*Short problem*: Look through the material and copy each line holding "ylabel".

*Provided records*:

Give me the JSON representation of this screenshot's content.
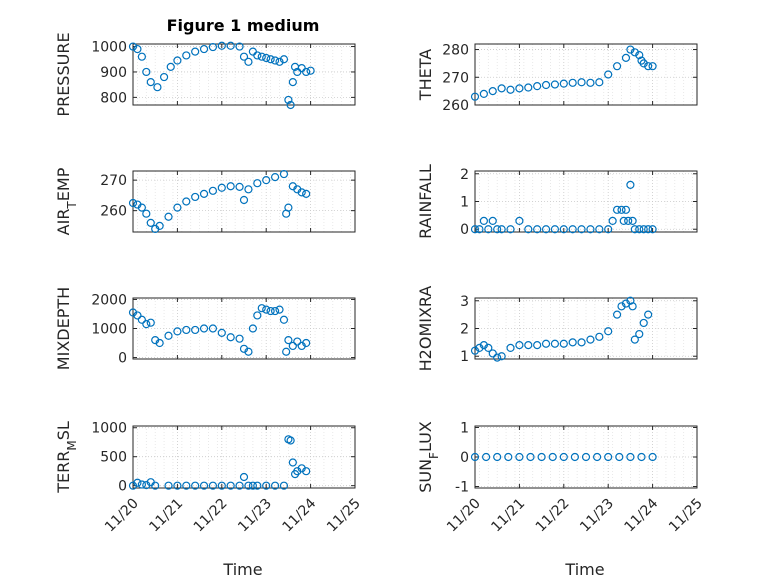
{
  "figure": {
    "title": "Figure 1 medium",
    "xlabel": "Time",
    "marker_color": "#0072BD"
  },
  "chart_data": [
    {
      "type": "scatter",
      "ylabel": "PRESSURE",
      "ylim": [
        770,
        1010
      ],
      "yticks": [
        800,
        900,
        1000
      ],
      "ytick_labels": [
        "800",
        "900",
        "1000"
      ],
      "xlim": [
        0,
        5
      ],
      "xticks": [
        0,
        1,
        2,
        3,
        4,
        5
      ],
      "xtick_labels": [],
      "grid": true,
      "x": [
        0.0,
        0.1,
        0.2,
        0.3,
        0.4,
        0.55,
        0.7,
        0.85,
        1.0,
        1.2,
        1.4,
        1.6,
        1.8,
        2.0,
        2.2,
        2.4,
        2.5,
        2.6,
        2.7,
        2.8,
        2.9,
        3.0,
        3.1,
        3.2,
        3.3,
        3.4,
        3.5,
        3.55,
        3.6,
        3.65,
        3.7,
        3.8,
        3.9,
        4.0
      ],
      "y": [
        1000,
        990,
        960,
        900,
        860,
        840,
        880,
        920,
        945,
        965,
        980,
        990,
        998,
        1003,
        1003,
        1000,
        960,
        940,
        980,
        965,
        960,
        955,
        950,
        945,
        940,
        950,
        790,
        770,
        860,
        920,
        900,
        915,
        900,
        905
      ]
    },
    {
      "type": "scatter",
      "ylabel": "THETA",
      "ylim": [
        260,
        282
      ],
      "yticks": [
        260,
        270,
        280
      ],
      "ytick_labels": [
        "260",
        "270",
        "280"
      ],
      "xlim": [
        0,
        5
      ],
      "xticks": [
        0,
        1,
        2,
        3,
        4,
        5
      ],
      "xtick_labels": [],
      "grid": true,
      "x": [
        0.0,
        0.2,
        0.4,
        0.6,
        0.8,
        1.0,
        1.2,
        1.4,
        1.6,
        1.8,
        2.0,
        2.2,
        2.4,
        2.6,
        2.8,
        3.0,
        3.2,
        3.4,
        3.5,
        3.6,
        3.7,
        3.75,
        3.8,
        3.9,
        4.0
      ],
      "y": [
        263,
        264,
        265,
        266,
        265.5,
        266,
        266.3,
        266.8,
        267.2,
        267.4,
        267.7,
        268,
        268.2,
        268,
        268.2,
        271,
        274,
        277,
        280,
        279,
        278,
        276,
        275,
        274,
        274
      ]
    },
    {
      "type": "scatter",
      "ylabel": "AIR_TEMP",
      "ylim": [
        253,
        273
      ],
      "yticks": [
        260,
        270
      ],
      "ytick_labels": [
        "260",
        "270"
      ],
      "xlim": [
        0,
        5
      ],
      "xticks": [
        0,
        1,
        2,
        3,
        4,
        5
      ],
      "xtick_labels": [],
      "grid": true,
      "x": [
        0.0,
        0.1,
        0.2,
        0.3,
        0.4,
        0.5,
        0.6,
        0.8,
        1.0,
        1.2,
        1.4,
        1.6,
        1.8,
        2.0,
        2.2,
        2.4,
        2.5,
        2.6,
        2.8,
        3.0,
        3.2,
        3.4,
        3.45,
        3.5,
        3.6,
        3.7,
        3.8,
        3.9
      ],
      "y": [
        262.5,
        262,
        261,
        259,
        256,
        254,
        255,
        258,
        261,
        263,
        264.5,
        265.5,
        266.5,
        267.5,
        268,
        267.8,
        263.5,
        267,
        269,
        270,
        271,
        272,
        259,
        261,
        268,
        267,
        266,
        265.5
      ]
    },
    {
      "type": "scatter",
      "ylabel": "RAINFALL",
      "ylim": [
        -0.1,
        2.1
      ],
      "yticks": [
        0,
        1,
        2
      ],
      "ytick_labels": [
        "0",
        "1",
        "2"
      ],
      "xlim": [
        0,
        5
      ],
      "xticks": [
        0,
        1,
        2,
        3,
        4,
        5
      ],
      "xtick_labels": [],
      "grid": true,
      "x": [
        0.0,
        0.1,
        0.2,
        0.3,
        0.4,
        0.5,
        0.6,
        0.8,
        1.0,
        1.2,
        1.4,
        1.6,
        1.8,
        2.0,
        2.2,
        2.4,
        2.6,
        2.8,
        3.0,
        3.1,
        3.2,
        3.3,
        3.35,
        3.4,
        3.45,
        3.5,
        3.55,
        3.6,
        3.7,
        3.8,
        3.9,
        4.0
      ],
      "y": [
        0,
        0,
        0.3,
        0,
        0.3,
        0,
        0,
        0,
        0.3,
        0,
        0,
        0,
        0,
        0,
        0,
        0,
        0,
        0,
        0,
        0.3,
        0.7,
        0.7,
        0.3,
        0.7,
        0.3,
        1.6,
        0.3,
        0,
        0,
        0,
        0,
        0
      ]
    },
    {
      "type": "scatter",
      "ylabel": "MIXDEPTH",
      "ylim": [
        -50,
        2050
      ],
      "yticks": [
        0,
        1000,
        2000
      ],
      "ytick_labels": [
        "0",
        "1000",
        "2000"
      ],
      "xlim": [
        0,
        5
      ],
      "xticks": [
        0,
        1,
        2,
        3,
        4,
        5
      ],
      "xtick_labels": [],
      "grid": true,
      "x": [
        0.0,
        0.1,
        0.2,
        0.3,
        0.4,
        0.5,
        0.6,
        0.8,
        1.0,
        1.2,
        1.4,
        1.6,
        1.8,
        2.0,
        2.2,
        2.4,
        2.5,
        2.6,
        2.7,
        2.8,
        2.9,
        3.0,
        3.1,
        3.2,
        3.3,
        3.4,
        3.45,
        3.5,
        3.6,
        3.7,
        3.8,
        3.9
      ],
      "y": [
        1550,
        1450,
        1300,
        1150,
        1200,
        600,
        500,
        750,
        900,
        950,
        950,
        1000,
        1000,
        850,
        700,
        650,
        300,
        200,
        1000,
        1450,
        1700,
        1650,
        1600,
        1600,
        1650,
        1300,
        200,
        600,
        400,
        550,
        400,
        500
      ]
    },
    {
      "type": "scatter",
      "ylabel": "H2OMIXRA",
      "ylim": [
        0.9,
        3.1
      ],
      "yticks": [
        1,
        2,
        3
      ],
      "ytick_labels": [
        "1",
        "2",
        "3"
      ],
      "xlim": [
        0,
        5
      ],
      "xticks": [
        0,
        1,
        2,
        3,
        4,
        5
      ],
      "xtick_labels": [],
      "grid": true,
      "x": [
        0.0,
        0.1,
        0.2,
        0.3,
        0.4,
        0.5,
        0.6,
        0.8,
        1.0,
        1.2,
        1.4,
        1.6,
        1.8,
        2.0,
        2.2,
        2.4,
        2.6,
        2.8,
        3.0,
        3.2,
        3.3,
        3.4,
        3.5,
        3.55,
        3.6,
        3.7,
        3.8,
        3.9
      ],
      "y": [
        1.2,
        1.3,
        1.4,
        1.3,
        1.1,
        0.95,
        1.0,
        1.3,
        1.4,
        1.4,
        1.4,
        1.45,
        1.45,
        1.45,
        1.5,
        1.5,
        1.6,
        1.7,
        1.9,
        2.5,
        2.8,
        2.9,
        3.0,
        2.8,
        1.6,
        1.8,
        2.2,
        2.5
      ]
    },
    {
      "type": "scatter",
      "ylabel": "TERR_MSL",
      "ylim": [
        -40,
        1030
      ],
      "yticks": [
        0,
        500,
        1000
      ],
      "ytick_labels": [
        "0",
        "500",
        "1000"
      ],
      "xlim": [
        0,
        5
      ],
      "xticks": [
        0,
        1,
        2,
        3,
        4,
        5
      ],
      "xtick_labels": [],
      "grid": true,
      "x": [
        0.0,
        0.1,
        0.2,
        0.3,
        0.4,
        0.5,
        0.8,
        1.0,
        1.2,
        1.4,
        1.6,
        1.8,
        2.0,
        2.2,
        2.4,
        2.5,
        2.6,
        2.7,
        2.8,
        3.0,
        3.2,
        3.4,
        3.5,
        3.55,
        3.6,
        3.65,
        3.7,
        3.8,
        3.9
      ],
      "y": [
        0,
        50,
        20,
        10,
        60,
        0,
        0,
        0,
        0,
        0,
        0,
        0,
        0,
        0,
        0,
        150,
        0,
        0,
        0,
        0,
        0,
        0,
        800,
        780,
        400,
        200,
        250,
        300,
        250
      ]
    },
    {
      "type": "scatter",
      "ylabel": "SUN_FLUX",
      "ylim": [
        -1.05,
        1.05
      ],
      "yticks": [
        -1,
        0,
        1
      ],
      "ytick_labels": [
        "-1",
        "0",
        "1"
      ],
      "xlim": [
        0,
        5
      ],
      "xticks": [
        0,
        1,
        2,
        3,
        4,
        5
      ],
      "xtick_labels": [],
      "grid": true,
      "x": [
        0.0,
        0.25,
        0.5,
        0.75,
        1.0,
        1.25,
        1.5,
        1.75,
        2.0,
        2.25,
        2.5,
        2.75,
        3.0,
        3.25,
        3.5,
        3.75,
        4.0
      ],
      "y": [
        0,
        0,
        0,
        0,
        0,
        0,
        0,
        0,
        0,
        0,
        0,
        0,
        0,
        0,
        0,
        0,
        0
      ]
    }
  ],
  "bottom_xtick_labels": [
    "11/20",
    "11/21",
    "11/22",
    "11/23",
    "11/24",
    "11/25"
  ]
}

*Reply to the exercise*:
      "ylabel": "PRESSURE",
      "ylabel": "THETA",
      "ylabel": "AIR_TEMP",
      "ylabel": "RAINFALL",
      "ylabel": "MIXDEPTH",
      "ylabel": "H2OMIXRA",
      "ylabel": "TERR_MSL",
      "ylabel": "SUN_FLUX",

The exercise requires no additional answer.